◆ **Your instructions**
Which lines below hold the word "Intensity"? Report each one.

◆ **Input rows**
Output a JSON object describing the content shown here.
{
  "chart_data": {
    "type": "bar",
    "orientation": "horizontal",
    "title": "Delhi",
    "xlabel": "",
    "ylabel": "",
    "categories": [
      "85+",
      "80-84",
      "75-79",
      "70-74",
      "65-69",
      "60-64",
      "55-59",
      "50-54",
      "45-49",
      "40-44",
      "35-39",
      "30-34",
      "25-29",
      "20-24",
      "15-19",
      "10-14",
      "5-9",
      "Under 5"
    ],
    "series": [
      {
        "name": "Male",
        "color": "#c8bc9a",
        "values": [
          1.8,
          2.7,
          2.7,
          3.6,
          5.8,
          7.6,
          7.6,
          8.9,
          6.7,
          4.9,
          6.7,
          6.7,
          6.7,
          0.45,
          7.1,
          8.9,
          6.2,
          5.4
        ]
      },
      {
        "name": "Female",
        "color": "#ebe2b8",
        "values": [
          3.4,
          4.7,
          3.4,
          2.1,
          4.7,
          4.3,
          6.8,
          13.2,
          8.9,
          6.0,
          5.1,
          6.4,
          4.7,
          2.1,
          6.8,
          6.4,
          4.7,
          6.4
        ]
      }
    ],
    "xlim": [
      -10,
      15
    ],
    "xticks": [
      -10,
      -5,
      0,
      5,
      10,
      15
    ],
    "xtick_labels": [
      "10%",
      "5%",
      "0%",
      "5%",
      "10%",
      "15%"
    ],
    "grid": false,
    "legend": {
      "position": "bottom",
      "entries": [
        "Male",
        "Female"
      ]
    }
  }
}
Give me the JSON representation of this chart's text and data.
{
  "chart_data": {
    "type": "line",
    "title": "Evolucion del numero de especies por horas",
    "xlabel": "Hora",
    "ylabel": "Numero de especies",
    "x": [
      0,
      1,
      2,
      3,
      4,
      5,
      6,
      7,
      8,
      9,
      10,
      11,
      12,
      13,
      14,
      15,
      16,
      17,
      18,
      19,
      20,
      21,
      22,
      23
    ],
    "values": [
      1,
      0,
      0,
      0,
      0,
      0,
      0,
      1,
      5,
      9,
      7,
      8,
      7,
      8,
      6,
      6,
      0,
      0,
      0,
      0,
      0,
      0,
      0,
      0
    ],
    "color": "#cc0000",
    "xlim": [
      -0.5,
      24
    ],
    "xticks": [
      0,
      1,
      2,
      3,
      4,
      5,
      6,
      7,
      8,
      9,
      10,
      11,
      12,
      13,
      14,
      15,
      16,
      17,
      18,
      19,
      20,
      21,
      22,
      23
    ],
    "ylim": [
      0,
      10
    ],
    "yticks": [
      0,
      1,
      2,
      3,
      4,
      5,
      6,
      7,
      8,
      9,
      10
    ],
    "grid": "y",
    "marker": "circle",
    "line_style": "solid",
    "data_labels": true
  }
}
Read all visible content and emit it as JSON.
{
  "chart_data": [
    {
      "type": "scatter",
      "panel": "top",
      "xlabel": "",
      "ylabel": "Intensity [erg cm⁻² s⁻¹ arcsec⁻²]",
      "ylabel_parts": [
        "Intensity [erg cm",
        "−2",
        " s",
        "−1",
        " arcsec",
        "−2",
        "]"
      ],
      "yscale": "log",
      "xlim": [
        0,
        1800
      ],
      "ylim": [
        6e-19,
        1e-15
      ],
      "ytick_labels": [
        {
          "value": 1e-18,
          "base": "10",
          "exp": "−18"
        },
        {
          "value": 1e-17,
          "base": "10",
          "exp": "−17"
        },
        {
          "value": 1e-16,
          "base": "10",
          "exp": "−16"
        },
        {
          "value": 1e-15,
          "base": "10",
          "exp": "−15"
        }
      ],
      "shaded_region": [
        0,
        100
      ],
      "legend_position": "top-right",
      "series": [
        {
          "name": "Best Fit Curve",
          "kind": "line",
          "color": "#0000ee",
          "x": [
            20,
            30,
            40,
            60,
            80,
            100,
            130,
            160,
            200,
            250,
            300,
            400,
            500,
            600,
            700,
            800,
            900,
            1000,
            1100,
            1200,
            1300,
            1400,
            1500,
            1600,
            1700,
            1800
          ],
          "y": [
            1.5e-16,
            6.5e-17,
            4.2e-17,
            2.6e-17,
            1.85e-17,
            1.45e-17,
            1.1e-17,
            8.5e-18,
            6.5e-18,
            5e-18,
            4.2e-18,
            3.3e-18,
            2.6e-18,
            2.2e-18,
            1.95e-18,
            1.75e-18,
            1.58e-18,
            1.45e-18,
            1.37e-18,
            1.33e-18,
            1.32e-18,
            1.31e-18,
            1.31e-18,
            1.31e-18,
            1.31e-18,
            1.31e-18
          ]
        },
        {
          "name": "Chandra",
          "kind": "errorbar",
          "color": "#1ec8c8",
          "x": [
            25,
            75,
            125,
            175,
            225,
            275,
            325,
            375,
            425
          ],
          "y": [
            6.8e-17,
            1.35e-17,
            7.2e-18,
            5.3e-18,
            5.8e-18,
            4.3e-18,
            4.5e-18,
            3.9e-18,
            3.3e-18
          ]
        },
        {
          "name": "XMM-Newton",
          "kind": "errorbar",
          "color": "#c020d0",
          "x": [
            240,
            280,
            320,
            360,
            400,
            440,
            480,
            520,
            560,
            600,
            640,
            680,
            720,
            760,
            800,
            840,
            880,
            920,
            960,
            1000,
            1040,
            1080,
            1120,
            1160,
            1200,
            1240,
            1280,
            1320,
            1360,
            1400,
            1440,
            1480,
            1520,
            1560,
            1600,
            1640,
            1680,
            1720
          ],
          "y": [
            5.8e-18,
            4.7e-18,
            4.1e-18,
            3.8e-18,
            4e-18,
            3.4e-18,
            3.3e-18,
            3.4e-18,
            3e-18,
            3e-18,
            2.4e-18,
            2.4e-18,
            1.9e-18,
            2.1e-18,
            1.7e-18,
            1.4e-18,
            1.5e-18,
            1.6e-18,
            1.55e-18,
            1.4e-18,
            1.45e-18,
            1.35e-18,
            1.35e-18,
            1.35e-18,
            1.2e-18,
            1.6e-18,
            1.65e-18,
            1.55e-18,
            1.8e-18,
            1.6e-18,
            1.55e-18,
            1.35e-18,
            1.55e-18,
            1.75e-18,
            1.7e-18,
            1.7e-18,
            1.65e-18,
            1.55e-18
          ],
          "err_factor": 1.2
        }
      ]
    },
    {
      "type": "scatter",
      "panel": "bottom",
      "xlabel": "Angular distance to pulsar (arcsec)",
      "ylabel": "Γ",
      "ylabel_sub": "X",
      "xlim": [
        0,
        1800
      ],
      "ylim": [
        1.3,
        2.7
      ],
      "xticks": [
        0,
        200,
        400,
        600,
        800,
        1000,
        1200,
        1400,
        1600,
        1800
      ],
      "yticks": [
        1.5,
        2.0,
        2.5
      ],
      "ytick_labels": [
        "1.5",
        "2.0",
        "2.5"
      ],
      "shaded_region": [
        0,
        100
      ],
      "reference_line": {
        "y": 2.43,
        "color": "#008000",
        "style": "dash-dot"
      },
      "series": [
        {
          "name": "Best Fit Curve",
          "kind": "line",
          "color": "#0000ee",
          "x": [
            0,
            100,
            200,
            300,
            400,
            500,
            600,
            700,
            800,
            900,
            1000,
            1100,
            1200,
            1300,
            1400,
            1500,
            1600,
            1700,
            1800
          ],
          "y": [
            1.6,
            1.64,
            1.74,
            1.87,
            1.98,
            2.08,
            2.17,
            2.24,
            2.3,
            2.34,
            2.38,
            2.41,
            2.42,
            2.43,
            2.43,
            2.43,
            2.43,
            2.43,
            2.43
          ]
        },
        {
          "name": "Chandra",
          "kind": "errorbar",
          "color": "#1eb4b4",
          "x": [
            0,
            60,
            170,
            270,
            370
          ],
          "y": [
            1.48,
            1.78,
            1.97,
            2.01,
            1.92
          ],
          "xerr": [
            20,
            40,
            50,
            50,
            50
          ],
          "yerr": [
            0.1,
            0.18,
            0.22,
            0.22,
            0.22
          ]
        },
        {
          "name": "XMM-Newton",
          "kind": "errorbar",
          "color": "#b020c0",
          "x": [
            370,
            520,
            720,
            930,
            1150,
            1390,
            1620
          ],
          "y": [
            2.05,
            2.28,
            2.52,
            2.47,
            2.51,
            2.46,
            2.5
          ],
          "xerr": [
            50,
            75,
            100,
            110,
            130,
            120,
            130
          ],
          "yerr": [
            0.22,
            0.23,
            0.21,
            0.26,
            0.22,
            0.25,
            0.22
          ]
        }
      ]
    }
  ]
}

◆ **Expected answer**
      "ylabel": "Intensity [erg cm⁻² s⁻¹ arcsec⁻²]",
        "Intensity [erg cm",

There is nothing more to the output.